start LISTING

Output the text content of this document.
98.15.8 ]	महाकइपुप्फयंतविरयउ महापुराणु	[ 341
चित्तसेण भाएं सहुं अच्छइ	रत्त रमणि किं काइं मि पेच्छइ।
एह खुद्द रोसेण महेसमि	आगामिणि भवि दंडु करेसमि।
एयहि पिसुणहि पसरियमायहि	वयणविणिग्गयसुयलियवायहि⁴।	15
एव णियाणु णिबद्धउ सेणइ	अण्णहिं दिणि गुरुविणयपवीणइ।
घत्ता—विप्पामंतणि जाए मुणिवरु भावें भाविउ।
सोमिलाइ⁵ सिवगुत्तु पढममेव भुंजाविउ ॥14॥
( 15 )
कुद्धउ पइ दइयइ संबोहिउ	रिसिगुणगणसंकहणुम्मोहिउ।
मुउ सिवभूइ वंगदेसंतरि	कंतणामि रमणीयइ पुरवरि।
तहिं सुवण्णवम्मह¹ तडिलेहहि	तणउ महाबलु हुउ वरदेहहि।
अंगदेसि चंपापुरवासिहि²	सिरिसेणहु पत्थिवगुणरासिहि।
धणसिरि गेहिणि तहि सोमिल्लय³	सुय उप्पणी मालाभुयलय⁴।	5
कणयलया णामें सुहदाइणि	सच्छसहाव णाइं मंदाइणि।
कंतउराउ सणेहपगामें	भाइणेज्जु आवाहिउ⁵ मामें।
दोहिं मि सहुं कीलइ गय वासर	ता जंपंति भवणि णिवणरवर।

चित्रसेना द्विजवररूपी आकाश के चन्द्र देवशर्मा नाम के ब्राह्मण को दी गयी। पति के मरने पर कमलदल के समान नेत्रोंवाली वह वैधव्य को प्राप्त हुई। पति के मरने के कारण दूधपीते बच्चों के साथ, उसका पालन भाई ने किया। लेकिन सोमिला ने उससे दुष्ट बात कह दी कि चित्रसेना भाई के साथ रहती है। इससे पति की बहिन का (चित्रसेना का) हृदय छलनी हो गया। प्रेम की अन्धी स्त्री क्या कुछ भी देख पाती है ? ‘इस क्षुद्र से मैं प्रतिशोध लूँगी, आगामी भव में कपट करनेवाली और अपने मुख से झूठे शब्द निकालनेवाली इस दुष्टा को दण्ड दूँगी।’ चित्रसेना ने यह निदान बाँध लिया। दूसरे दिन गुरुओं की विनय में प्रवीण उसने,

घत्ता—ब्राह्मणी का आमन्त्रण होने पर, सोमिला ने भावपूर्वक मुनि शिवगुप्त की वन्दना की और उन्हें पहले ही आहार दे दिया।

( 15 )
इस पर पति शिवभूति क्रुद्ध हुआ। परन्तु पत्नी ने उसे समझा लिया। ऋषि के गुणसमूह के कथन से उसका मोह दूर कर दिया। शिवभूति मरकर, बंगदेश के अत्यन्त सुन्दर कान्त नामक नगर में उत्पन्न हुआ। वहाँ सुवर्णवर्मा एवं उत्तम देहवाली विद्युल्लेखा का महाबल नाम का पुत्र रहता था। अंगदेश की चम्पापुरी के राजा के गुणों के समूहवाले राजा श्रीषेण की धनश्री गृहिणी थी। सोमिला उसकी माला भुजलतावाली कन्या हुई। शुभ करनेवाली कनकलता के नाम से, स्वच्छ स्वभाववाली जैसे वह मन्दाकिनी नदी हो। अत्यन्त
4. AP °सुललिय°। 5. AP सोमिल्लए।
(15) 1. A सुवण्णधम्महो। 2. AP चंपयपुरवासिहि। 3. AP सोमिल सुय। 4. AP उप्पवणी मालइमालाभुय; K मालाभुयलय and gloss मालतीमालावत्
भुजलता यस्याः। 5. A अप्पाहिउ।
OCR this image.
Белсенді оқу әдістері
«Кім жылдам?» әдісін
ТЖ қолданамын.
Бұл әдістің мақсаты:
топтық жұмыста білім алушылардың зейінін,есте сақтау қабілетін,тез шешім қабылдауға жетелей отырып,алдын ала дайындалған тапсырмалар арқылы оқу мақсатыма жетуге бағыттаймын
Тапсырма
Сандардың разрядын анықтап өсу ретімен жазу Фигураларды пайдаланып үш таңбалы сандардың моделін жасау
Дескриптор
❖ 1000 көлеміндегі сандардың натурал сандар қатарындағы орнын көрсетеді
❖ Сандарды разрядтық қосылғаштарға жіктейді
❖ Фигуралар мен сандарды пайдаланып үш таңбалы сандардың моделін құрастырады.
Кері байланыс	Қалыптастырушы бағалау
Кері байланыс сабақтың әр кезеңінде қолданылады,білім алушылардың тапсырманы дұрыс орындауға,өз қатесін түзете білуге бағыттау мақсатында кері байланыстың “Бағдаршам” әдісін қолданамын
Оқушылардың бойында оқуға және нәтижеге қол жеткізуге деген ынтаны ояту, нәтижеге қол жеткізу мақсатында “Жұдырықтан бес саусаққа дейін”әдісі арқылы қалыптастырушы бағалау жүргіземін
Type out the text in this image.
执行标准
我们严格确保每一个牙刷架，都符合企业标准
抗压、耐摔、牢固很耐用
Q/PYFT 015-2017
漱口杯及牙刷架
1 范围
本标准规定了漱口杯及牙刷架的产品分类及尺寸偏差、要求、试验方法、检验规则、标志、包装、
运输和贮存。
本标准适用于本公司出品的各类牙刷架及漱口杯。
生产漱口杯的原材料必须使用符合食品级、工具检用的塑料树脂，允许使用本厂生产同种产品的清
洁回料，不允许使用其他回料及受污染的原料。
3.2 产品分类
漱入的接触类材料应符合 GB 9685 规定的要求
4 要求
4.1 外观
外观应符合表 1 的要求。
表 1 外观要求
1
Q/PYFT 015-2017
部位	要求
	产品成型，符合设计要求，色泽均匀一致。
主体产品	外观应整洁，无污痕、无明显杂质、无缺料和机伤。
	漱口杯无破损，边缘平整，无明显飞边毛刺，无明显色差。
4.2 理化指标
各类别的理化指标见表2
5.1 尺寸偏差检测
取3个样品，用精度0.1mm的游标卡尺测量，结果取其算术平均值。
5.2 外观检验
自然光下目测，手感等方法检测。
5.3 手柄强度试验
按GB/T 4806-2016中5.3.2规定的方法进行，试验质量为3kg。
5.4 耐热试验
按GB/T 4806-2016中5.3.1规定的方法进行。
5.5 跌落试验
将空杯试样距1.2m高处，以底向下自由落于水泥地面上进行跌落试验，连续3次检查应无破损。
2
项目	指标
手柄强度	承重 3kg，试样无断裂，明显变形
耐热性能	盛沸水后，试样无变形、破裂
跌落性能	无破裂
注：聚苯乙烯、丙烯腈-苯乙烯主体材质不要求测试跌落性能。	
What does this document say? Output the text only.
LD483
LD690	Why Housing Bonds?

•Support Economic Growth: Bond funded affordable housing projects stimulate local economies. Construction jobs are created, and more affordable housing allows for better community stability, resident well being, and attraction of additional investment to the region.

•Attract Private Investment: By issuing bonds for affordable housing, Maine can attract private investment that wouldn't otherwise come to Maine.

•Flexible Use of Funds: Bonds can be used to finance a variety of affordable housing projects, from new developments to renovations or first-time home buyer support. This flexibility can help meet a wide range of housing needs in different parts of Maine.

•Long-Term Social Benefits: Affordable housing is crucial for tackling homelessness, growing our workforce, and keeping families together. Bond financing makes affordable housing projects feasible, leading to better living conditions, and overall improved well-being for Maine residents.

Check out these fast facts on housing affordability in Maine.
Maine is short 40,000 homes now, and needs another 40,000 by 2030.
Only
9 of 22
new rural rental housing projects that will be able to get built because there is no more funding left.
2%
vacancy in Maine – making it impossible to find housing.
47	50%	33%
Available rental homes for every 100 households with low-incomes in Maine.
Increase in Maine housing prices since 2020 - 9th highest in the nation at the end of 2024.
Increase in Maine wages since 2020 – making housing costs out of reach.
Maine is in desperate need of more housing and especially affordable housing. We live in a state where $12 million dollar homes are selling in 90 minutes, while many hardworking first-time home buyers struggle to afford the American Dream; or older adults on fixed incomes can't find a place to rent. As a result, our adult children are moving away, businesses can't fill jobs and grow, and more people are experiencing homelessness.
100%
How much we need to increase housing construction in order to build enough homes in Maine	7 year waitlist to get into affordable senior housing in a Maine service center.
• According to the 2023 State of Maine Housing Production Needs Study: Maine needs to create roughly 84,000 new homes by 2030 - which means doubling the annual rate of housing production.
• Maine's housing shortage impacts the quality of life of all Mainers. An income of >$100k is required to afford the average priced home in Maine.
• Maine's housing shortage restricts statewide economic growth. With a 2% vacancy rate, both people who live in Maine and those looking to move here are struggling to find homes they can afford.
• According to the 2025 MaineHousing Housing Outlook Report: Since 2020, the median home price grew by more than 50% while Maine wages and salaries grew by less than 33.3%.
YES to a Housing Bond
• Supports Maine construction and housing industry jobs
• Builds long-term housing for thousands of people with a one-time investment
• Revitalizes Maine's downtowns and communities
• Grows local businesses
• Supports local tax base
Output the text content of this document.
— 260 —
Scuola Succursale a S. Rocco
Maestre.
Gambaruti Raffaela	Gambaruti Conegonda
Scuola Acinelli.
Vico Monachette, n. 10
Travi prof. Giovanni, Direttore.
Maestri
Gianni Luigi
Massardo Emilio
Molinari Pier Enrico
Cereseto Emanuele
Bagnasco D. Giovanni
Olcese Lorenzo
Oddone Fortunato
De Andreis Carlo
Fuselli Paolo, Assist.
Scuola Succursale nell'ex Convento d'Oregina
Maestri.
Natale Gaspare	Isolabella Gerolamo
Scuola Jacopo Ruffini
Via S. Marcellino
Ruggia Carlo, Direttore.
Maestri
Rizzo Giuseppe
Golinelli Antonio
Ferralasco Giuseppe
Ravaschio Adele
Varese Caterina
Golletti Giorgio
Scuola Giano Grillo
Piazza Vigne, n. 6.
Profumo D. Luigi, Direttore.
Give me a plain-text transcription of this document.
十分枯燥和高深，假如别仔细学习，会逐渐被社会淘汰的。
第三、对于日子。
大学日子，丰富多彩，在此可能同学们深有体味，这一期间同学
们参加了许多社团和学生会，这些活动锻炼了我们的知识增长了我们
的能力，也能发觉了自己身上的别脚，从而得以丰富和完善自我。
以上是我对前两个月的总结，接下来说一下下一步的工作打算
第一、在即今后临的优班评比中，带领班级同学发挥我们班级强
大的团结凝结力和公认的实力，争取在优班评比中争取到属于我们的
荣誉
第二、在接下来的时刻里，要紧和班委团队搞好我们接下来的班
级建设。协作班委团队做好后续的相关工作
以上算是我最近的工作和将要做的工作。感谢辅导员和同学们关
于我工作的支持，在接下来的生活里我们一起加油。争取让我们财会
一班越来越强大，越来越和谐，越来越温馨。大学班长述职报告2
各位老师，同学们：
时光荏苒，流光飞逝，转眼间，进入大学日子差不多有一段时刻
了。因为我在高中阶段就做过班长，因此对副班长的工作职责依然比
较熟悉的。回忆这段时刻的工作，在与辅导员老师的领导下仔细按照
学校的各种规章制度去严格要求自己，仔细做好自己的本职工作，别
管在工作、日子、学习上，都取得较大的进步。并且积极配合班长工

end LISTING

> **TO BE DONE**
Copy out every line in the listing where the word "well" appears.

> **SOLUTION**
•Support Economic Growth: Bond funded affordable housing projects stimulate local economies. Construction jobs are created, and more affordable housing allows for better community stability, resident well being, and attraction of additional investment to the region.
•Long-Term Social Benefits: Affordable housing is crucial for tackling homelessness, growing our workforce, and keeping families together. Bond financing makes affordable housing projects feasible, leading to better living conditions, and overall improved well-being for Maine residents.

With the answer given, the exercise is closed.